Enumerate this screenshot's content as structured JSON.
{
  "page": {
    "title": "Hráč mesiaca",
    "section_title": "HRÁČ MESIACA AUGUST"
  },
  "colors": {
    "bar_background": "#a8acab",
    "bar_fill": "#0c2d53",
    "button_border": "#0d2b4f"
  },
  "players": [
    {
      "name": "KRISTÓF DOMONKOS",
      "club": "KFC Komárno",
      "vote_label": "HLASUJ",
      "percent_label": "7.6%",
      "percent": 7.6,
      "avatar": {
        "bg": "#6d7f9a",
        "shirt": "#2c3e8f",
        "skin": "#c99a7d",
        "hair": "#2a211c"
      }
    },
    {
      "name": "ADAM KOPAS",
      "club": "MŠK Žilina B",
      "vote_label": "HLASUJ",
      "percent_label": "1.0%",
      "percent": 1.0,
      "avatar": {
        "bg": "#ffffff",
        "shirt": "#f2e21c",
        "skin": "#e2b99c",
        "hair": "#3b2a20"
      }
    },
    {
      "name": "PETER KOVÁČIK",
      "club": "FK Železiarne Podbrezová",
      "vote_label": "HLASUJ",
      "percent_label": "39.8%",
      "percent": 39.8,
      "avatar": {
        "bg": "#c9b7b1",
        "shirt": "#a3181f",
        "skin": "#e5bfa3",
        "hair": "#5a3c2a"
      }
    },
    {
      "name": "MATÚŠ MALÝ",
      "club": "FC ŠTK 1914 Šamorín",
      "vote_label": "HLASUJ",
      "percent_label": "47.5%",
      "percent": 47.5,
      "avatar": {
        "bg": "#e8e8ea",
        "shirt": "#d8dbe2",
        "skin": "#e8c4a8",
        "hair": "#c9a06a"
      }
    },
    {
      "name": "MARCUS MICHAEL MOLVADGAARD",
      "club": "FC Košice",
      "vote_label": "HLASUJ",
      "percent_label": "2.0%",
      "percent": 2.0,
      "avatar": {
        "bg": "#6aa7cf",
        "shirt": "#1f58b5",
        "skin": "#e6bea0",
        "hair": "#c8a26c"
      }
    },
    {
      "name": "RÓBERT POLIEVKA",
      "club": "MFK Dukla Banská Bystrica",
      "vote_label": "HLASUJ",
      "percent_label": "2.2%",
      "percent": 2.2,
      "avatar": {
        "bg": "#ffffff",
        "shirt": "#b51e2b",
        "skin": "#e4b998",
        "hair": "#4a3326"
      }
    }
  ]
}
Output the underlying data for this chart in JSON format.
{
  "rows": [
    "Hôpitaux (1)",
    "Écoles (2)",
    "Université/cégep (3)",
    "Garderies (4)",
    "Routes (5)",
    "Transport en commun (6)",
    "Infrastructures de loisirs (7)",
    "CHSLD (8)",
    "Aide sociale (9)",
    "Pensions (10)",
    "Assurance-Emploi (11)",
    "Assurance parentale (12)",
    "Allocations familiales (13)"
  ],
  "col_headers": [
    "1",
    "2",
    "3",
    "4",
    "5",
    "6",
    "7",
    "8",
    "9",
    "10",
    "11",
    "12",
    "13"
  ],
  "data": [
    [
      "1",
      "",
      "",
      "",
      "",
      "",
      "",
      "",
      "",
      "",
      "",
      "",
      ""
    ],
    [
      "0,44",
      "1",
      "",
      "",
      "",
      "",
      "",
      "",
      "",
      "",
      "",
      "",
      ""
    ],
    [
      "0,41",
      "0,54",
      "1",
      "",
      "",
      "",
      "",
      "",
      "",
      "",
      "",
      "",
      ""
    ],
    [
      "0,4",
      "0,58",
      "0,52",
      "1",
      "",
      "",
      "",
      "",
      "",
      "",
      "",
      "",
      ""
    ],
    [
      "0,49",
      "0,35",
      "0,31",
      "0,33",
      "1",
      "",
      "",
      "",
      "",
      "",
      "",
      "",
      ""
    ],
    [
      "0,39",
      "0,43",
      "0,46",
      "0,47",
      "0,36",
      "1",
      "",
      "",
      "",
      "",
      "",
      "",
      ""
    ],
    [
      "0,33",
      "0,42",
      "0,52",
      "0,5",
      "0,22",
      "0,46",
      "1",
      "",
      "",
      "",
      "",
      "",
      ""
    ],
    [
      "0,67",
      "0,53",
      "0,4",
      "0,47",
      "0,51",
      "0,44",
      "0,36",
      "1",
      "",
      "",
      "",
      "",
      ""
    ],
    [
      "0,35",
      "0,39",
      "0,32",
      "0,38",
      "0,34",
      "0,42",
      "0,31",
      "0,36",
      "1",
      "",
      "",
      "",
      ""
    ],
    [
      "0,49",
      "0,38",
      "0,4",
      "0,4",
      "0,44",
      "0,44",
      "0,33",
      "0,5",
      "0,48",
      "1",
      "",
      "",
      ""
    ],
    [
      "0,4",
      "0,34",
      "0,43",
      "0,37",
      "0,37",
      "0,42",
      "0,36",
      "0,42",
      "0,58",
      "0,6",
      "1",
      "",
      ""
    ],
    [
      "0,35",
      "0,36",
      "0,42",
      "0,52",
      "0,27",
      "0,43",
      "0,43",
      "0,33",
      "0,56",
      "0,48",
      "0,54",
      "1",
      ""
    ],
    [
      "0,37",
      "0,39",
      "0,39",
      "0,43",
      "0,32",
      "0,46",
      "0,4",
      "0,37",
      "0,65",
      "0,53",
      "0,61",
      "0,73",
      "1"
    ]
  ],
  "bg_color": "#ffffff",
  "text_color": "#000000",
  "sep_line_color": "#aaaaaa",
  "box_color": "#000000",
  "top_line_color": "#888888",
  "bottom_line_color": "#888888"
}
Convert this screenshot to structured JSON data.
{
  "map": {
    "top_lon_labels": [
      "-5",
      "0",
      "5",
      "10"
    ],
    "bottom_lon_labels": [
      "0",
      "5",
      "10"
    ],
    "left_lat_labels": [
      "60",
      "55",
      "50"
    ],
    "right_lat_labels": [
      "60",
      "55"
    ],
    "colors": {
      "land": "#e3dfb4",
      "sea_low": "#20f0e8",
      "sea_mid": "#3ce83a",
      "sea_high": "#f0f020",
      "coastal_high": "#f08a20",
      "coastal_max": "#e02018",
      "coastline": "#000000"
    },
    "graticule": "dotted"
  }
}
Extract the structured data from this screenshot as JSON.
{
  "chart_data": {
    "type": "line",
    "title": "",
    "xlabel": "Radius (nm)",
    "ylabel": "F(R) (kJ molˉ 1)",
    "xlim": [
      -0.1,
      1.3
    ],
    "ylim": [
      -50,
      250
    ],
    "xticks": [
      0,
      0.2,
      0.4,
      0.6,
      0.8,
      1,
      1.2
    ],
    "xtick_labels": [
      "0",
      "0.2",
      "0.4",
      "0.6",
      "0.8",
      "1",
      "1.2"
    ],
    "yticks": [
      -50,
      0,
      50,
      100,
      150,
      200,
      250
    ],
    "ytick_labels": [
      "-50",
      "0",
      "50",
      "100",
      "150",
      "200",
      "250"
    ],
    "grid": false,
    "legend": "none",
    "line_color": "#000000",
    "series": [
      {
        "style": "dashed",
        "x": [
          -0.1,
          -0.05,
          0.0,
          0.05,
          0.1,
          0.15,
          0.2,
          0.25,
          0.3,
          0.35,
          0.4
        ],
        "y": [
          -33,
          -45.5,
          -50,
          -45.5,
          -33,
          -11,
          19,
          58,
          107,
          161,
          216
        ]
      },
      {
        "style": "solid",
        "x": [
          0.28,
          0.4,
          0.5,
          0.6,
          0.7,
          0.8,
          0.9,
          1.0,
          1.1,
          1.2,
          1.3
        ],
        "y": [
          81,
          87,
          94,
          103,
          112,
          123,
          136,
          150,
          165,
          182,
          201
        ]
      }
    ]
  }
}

• • • •

#### Stated problem
Looking at the records above, report how many lines contain the word "structured". Answer with the number only.

#### Response to this exercise
3